• _Information provided_
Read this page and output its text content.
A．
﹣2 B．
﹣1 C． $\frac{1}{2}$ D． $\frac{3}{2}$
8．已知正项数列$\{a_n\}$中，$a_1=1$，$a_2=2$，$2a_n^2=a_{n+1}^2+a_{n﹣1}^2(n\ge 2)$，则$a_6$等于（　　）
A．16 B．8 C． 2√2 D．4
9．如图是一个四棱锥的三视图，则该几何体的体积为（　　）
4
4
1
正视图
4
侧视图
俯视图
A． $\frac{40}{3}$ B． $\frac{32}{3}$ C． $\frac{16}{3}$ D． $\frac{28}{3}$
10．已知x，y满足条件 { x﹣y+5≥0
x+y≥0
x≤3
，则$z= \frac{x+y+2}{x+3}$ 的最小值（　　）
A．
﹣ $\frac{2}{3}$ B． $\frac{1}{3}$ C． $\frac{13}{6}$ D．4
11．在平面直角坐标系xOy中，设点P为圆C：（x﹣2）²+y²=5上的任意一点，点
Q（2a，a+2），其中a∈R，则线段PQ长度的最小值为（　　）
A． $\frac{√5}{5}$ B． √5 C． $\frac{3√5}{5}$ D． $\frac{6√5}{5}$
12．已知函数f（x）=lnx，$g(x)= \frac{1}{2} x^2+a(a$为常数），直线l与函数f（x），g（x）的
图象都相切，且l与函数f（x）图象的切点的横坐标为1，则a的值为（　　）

• _Given exercise_
Return each line of the listing that holds the string "frac".

• _Answer to the exercise_
﹣1 C． $\frac{1}{2}$ D． $\frac{3}{2}$
A． $\frac{40}{3}$ B． $\frac{32}{3}$ C． $\frac{16}{3}$ D． $\frac{28}{3}$
，则$z= \frac{x+y+2}{x+3}$ 的最小值（　　）
﹣ $\frac{2}{3}$ B． $\frac{1}{3}$ C． $\frac{13}{6}$ D．4
A． $\frac{√5}{5}$ B． √5 C． $\frac{3√5}{5}$ D． $\frac{6√5}{5}$
12．已知函数f（x）=lnx，$g(x)= \frac{1}{2} x^2+a(a$为常数），直线l与函数f（x），g（x）的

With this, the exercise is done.